## Aim of the exercise
Will you transcribe all the entries word for word, skipping the pictures they hold?

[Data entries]
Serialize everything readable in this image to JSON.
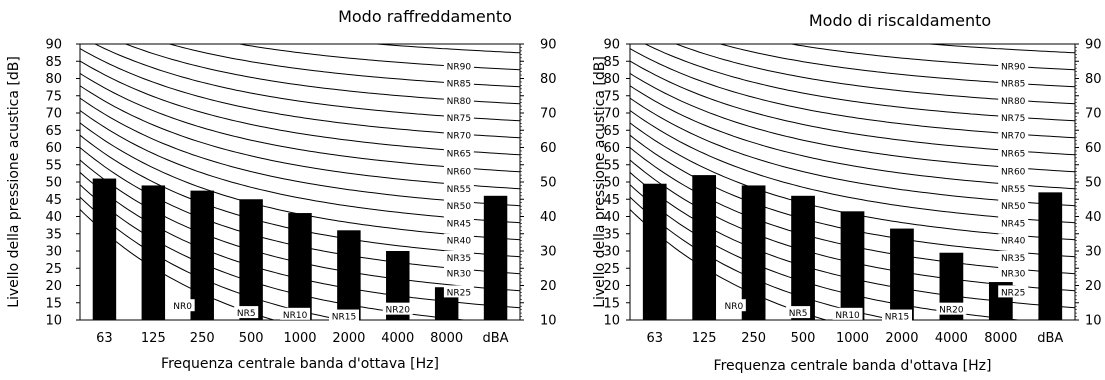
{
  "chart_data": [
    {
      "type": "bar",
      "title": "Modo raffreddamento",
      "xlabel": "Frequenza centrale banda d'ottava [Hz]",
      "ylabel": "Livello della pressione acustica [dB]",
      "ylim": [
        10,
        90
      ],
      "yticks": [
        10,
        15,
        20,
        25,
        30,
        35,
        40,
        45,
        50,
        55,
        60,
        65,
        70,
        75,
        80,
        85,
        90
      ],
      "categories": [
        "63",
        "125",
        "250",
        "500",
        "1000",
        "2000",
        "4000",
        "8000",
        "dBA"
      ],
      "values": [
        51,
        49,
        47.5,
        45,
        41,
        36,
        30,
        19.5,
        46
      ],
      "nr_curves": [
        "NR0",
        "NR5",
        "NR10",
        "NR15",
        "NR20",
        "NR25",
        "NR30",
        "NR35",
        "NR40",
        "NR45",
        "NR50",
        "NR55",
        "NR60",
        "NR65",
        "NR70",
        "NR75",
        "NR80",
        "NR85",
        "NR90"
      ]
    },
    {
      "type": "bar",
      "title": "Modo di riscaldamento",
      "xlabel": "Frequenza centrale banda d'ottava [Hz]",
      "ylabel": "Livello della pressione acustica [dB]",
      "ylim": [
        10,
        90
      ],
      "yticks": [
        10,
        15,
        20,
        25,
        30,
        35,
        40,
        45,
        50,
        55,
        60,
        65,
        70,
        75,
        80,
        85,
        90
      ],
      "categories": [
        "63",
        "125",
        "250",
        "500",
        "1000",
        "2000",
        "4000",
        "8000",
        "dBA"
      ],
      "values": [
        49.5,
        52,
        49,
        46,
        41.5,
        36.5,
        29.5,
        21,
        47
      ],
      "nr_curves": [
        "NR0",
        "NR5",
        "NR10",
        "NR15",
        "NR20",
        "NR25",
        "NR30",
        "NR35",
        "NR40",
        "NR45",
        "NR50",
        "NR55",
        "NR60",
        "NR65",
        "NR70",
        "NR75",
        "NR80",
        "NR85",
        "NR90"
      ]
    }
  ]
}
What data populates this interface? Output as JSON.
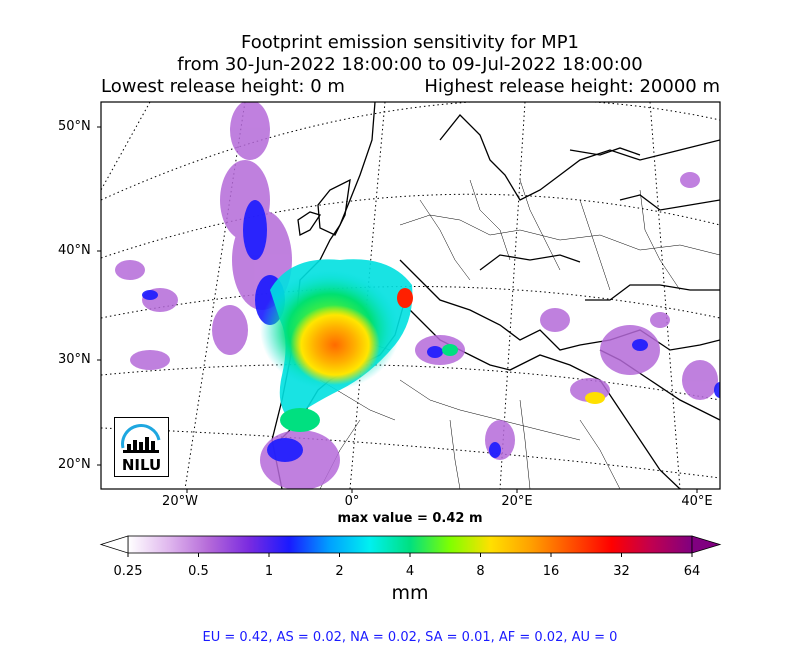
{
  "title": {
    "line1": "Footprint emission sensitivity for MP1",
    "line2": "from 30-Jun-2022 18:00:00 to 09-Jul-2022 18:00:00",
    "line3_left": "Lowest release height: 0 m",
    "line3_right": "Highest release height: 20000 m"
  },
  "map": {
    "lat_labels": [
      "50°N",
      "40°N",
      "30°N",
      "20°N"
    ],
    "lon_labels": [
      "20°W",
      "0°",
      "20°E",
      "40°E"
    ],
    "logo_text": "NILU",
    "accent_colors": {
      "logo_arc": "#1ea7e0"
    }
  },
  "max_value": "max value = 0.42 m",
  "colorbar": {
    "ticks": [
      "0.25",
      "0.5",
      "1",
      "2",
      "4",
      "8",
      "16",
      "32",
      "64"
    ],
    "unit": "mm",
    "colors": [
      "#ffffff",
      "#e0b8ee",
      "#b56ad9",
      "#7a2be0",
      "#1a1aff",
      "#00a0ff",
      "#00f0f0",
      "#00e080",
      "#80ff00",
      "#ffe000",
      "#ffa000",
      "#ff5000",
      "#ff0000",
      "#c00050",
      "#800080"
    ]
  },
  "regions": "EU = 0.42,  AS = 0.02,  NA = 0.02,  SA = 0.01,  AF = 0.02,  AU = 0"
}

## Solution below
Serialize everything readable in this image to JSON.
{
  "chart_data": [
    {
      "type": "bar",
      "title": "Modo raffreddamento",
      "xlabel": "Frequenza centrale banda d'ottava [Hz]",
      "ylabel": "Livello della pressione acustica [dB]",
      "ylim": [
        10,
        90
      ],
      "yticks": [
        10,
        15,
        20,
        25,
        30,
        35,
        40,
        45,
        50,
        55,
        60,
        65,
        70,
        75,
        80,
        85,
        90
      ],
      "categories": [
        "63",
        "125",
        "250",
        "500",
        "1000",
        "2000",
        "4000",
        "8000",
        "dBA"
      ],
      "values": [
        51,
        49,
        47.5,
        45,
        41,
        36,
        30,
        19.5,
        46
      ],
      "nr_curves": [
        "NR0",
        "NR5",
        "NR10",
        "NR15",
        "NR20",
        "NR25",
        "NR30",
        "NR35",
        "NR40",
        "NR45",
        "NR50",
        "NR55",
        "NR60",
        "NR65",
        "NR70",
        "NR75",
        "NR80",
        "NR85",
        "NR90"
      ]
    },
    {
      "type": "bar",
      "title": "Modo di riscaldamento",
      "xlabel": "Frequenza centrale banda d'ottava [Hz]",
      "ylabel": "Livello della pressione acustica [dB]",
      "ylim": [
        10,
        90
      ],
      "yticks": [
        10,
        15,
        20,
        25,
        30,
        35,
        40,
        45,
        50,
        55,
        60,
        65,
        70,
        75,
        80,
        85,
        90
      ],
      "categories": [
        "63",
        "125",
        "250",
        "500",
        "1000",
        "2000",
        "4000",
        "8000",
        "dBA"
      ],
      "values": [
        49.5,
        52,
        49,
        46,
        41.5,
        36.5,
        29.5,
        21,
        47
      ],
      "nr_curves": [
        "NR0",
        "NR5",
        "NR10",
        "NR15",
        "NR20",
        "NR25",
        "NR30",
        "NR35",
        "NR40",
        "NR45",
        "NR50",
        "NR55",
        "NR60",
        "NR65",
        "NR70",
        "NR75",
        "NR80",
        "NR85",
        "NR90"
      ]
    }
  ]
}
What data populates this interface? Output as JSON.
{
  "title": {
    "line1": "Footprint emission sensitivity for MP1",
    "line2": "from 30-Jun-2022 18:00:00 to 09-Jul-2022 18:00:00",
    "line3_left": "Lowest release height: 0 m",
    "line3_right": "Highest release height: 20000 m"
  },
  "map": {
    "lat_labels": [
      "50°N",
      "40°N",
      "30°N",
      "20°N"
    ],
    "lon_labels": [
      "20°W",
      "0°",
      "20°E",
      "40°E"
    ],
    "logo_text": "NILU",
    "accent_colors": {
      "logo_arc": "#1ea7e0"
    }
  },
  "max_value": "max value = 0.42 m",
  "colorbar": {
    "ticks": [
      "0.25",
      "0.5",
      "1",
      "2",
      "4",
      "8",
      "16",
      "32",
      "64"
    ],
    "unit": "mm",
    "colors": [
      "#ffffff",
      "#e0b8ee",
      "#b56ad9",
      "#7a2be0",
      "#1a1aff",
      "#00a0ff",
      "#00f0f0",
      "#00e080",
      "#80ff00",
      "#ffe000",
      "#ffa000",
      "#ff5000",
      "#ff0000",
      "#c00050",
      "#800080"
    ]
  },
  "regions": "EU = 0.42,  AS = 0.02,  NA = 0.02,  SA = 0.01,  AF = 0.02,  AU = 0"
}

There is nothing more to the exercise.